### Material for the task
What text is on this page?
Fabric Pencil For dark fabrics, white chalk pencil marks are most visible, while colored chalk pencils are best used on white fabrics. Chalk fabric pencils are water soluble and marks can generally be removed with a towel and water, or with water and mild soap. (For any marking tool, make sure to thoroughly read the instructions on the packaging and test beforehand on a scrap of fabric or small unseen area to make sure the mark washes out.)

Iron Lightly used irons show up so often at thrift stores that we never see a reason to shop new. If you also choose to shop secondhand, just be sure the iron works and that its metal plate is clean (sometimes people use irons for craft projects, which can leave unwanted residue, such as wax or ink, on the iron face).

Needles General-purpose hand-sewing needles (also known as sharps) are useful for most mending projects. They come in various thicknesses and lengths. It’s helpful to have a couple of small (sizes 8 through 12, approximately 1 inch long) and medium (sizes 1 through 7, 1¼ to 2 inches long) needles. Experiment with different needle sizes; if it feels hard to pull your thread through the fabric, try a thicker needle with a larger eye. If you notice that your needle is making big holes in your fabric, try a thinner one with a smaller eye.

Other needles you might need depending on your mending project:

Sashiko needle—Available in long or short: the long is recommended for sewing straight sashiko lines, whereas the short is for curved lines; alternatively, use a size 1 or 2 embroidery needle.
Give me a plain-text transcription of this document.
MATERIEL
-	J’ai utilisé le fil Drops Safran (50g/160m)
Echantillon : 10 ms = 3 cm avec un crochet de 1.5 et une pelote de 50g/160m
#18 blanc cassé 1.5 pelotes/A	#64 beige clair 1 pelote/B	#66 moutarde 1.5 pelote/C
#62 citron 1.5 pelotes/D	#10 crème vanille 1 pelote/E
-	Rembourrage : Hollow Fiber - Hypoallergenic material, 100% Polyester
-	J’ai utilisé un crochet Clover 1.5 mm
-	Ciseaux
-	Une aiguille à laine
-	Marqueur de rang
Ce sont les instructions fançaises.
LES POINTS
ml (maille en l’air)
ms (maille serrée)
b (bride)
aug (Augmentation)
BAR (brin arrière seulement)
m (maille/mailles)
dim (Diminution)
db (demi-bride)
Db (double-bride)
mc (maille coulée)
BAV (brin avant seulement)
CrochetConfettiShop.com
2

### Set exercise
Output all of the material, please, exactly as it stands.

### Answer to this task
What text is on this page?
Fabric Pencil For dark fabrics, white chalk pencil marks are most visible, while colored chalk pencils are best used on white fabrics. Chalk fabric pencils are water soluble and marks can generally be removed with a towel and water, or with water and mild soap. (For any marking tool, make sure to thoroughly read the instructions on the packaging and test beforehand on a scrap of fabric or small unseen area to make sure the mark washes out.)

Iron Lightly used irons show up so often at thrift stores that we never see a reason to shop new. If you also choose to shop secondhand, just be sure the iron works and that its metal plate is clean (sometimes people use irons for craft projects, which can leave unwanted residue, such as wax or ink, on the iron face).

Needles General-purpose hand-sewing needles (also known as sharps) are useful for most mending projects. They come in various thicknesses and lengths. It’s helpful to have a couple of small (sizes 8 through 12, approximately 1 inch long) and medium (sizes 1 through 7, 1¼ to 2 inches long) needles. Experiment with different needle sizes; if it feels hard to pull your thread through the fabric, try a thicker needle with a larger eye. If you notice that your needle is making big holes in your fabric, try a thinner one with a smaller eye.

Other needles you might need depending on your mending project:

Sashiko needle—Available in long or short: the long is recommended for sewing straight sashiko lines, whereas the short is for curved lines; alternatively, use a size 1 or 2 embroidery needle.
Give me a plain-text transcription of this document.
MATERIEL
-	J’ai utilisé le fil Drops Safran (50g/160m)
Echantillon : 10 ms = 3 cm avec un crochet de 1.5 et une pelote de 50g/160m
#18 blanc cassé 1.5 pelotes/A	#64 beige clair 1 pelote/B	#66 moutarde 1.5 pelote/C
#62 citron 1.5 pelotes/D	#10 crème vanille 1 pelote/E
-	Rembourrage : Hollow Fiber - Hypoallergenic material, 100% Polyester
-	J’ai utilisé un crochet Clover 1.5 mm
-	Ciseaux
-	Une aiguille à laine
-	Marqueur de rang
Ce sont les instructions fançaises.
LES POINTS
ml (maille en l’air)
ms (maille serrée)
b (bride)
aug (Augmentation)
BAR (brin arrière seulement)
m (maille/mailles)
dim (Diminution)
db (demi-bride)
Db (double-bride)
mc (maille coulée)
BAV (brin avant seulement)
CrochetConfettiShop.com
2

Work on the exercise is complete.